_TASK DIRECTIONS_: Lines that include the word "with" are the ones to copy.

_DATASET EXTRACT_:
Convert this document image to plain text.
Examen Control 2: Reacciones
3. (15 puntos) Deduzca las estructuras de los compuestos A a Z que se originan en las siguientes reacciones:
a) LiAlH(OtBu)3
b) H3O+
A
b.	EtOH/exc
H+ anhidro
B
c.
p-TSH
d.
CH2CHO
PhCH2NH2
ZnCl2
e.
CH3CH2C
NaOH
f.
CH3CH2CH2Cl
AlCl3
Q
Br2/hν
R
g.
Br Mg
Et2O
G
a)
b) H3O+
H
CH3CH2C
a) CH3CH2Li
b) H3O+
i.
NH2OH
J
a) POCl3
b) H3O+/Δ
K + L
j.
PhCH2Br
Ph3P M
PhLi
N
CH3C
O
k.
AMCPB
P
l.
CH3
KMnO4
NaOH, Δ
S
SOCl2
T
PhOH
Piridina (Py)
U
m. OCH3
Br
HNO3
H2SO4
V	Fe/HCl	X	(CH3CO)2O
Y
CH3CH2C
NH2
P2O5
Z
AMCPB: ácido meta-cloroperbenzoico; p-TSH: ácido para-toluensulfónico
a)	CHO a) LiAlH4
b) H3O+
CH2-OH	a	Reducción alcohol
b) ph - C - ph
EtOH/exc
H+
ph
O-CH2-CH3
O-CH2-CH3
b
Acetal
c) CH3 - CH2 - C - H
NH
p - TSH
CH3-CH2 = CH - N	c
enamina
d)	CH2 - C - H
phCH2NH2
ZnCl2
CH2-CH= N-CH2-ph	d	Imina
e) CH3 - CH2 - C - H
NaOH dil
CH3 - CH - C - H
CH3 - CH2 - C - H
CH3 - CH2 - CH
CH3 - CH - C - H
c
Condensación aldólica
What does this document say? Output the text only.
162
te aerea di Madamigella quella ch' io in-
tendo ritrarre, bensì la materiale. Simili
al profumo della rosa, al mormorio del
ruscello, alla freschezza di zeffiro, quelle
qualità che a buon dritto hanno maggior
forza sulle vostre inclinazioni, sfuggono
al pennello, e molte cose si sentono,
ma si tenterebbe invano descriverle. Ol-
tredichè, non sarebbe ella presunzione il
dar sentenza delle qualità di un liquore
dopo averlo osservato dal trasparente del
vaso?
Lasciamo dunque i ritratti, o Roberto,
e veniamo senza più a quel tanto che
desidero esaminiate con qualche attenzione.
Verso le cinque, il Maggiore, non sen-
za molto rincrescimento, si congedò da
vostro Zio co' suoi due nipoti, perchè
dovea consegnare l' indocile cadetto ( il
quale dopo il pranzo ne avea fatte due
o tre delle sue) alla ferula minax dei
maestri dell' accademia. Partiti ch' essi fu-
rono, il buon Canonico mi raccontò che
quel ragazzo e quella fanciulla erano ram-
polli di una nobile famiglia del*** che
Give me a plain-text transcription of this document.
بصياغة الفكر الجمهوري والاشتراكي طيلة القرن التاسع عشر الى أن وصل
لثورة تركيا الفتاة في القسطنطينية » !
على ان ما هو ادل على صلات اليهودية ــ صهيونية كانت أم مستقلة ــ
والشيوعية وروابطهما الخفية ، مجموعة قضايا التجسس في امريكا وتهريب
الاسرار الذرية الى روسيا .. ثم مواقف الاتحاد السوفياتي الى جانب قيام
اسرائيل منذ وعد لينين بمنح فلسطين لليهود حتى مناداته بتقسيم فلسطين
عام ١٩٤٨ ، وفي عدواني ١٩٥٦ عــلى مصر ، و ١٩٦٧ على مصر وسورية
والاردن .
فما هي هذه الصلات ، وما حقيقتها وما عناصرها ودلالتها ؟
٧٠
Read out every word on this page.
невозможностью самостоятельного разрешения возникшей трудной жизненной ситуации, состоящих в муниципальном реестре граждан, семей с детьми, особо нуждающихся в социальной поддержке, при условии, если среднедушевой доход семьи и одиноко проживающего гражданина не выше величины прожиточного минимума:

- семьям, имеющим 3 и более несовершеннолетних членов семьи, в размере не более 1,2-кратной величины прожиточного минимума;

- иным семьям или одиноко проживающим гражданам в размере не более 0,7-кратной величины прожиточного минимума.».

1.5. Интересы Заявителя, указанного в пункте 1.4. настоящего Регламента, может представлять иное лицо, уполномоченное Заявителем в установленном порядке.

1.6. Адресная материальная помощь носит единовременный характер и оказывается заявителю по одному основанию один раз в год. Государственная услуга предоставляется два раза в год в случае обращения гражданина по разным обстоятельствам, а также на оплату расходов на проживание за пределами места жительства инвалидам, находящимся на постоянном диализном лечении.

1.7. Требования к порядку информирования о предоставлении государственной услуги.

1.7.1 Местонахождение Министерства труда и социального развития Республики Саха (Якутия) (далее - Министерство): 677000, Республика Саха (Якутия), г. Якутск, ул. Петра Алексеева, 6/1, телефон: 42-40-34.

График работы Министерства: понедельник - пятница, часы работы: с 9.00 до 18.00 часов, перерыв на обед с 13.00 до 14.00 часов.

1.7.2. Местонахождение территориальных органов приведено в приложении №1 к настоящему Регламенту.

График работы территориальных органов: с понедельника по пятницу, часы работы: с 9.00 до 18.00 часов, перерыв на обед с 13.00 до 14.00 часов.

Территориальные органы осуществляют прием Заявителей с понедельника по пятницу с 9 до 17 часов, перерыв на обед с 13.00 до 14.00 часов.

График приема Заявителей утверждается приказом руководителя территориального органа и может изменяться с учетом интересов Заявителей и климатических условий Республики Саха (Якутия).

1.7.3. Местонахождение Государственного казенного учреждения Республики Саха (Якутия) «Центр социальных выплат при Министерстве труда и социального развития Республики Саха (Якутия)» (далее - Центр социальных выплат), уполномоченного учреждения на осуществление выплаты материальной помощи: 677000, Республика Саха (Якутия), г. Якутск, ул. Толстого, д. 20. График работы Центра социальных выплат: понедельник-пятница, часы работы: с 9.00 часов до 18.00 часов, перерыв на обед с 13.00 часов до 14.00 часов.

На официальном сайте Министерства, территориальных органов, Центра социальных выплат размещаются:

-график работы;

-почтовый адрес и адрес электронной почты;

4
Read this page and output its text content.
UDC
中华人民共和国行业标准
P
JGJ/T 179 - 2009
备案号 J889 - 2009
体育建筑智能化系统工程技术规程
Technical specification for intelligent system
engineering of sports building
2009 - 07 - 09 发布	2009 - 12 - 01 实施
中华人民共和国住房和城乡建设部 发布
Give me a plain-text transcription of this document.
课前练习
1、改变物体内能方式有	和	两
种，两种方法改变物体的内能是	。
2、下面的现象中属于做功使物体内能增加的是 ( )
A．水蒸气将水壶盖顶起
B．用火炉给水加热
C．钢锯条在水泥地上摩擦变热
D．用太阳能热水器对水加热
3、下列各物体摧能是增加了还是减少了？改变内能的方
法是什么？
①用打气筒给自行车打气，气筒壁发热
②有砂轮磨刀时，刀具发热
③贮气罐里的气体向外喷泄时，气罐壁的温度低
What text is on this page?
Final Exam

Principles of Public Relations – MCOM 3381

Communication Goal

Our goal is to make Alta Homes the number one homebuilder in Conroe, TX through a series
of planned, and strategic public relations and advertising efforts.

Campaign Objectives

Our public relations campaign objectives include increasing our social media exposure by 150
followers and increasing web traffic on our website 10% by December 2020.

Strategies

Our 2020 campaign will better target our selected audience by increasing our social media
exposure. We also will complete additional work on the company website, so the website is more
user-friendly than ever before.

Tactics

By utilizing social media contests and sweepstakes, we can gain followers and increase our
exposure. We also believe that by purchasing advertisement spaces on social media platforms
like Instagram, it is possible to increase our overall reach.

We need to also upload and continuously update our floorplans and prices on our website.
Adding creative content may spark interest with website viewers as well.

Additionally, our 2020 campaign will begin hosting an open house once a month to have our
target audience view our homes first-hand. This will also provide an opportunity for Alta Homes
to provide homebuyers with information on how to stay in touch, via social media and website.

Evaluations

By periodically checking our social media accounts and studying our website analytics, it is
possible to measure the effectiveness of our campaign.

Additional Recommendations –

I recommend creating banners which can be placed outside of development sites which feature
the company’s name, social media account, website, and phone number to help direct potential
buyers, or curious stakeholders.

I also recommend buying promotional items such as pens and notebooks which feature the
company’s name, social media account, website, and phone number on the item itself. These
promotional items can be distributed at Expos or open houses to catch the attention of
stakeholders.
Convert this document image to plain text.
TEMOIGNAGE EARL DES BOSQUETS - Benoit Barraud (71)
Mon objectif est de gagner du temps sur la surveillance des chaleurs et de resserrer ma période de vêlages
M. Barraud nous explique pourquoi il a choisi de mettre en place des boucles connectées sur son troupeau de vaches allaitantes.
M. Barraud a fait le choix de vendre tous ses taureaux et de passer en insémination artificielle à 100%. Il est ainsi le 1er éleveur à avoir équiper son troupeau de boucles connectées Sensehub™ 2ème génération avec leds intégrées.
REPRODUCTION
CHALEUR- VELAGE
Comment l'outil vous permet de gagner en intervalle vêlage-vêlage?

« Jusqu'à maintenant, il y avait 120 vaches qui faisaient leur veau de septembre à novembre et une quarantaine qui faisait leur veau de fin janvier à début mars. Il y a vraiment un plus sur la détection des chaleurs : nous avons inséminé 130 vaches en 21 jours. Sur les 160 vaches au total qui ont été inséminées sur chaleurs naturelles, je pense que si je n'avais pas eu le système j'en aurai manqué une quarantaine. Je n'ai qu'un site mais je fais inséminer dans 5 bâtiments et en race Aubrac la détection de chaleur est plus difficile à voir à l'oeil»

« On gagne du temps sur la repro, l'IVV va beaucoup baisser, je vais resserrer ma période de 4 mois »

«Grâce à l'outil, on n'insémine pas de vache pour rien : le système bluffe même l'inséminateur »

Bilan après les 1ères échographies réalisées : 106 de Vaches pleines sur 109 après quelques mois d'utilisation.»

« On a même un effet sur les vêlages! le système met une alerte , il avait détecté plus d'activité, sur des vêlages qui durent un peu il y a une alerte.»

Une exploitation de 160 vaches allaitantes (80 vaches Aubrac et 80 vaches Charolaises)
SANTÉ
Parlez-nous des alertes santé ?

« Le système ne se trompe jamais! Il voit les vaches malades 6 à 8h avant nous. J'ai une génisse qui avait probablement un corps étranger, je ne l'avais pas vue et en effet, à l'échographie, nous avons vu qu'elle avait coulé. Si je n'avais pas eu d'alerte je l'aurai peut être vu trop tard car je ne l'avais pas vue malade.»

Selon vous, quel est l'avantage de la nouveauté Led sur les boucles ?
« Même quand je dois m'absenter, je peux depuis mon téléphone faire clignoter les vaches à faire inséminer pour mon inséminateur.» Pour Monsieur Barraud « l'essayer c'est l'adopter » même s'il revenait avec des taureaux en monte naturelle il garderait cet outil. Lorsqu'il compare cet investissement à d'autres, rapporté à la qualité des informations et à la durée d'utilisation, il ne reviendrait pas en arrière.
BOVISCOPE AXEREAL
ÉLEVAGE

_SOLUTION_:
Adding creative content may spark interest with website viewers as well.
to provide homebuyers with information on how to stay in touch, via social media and website.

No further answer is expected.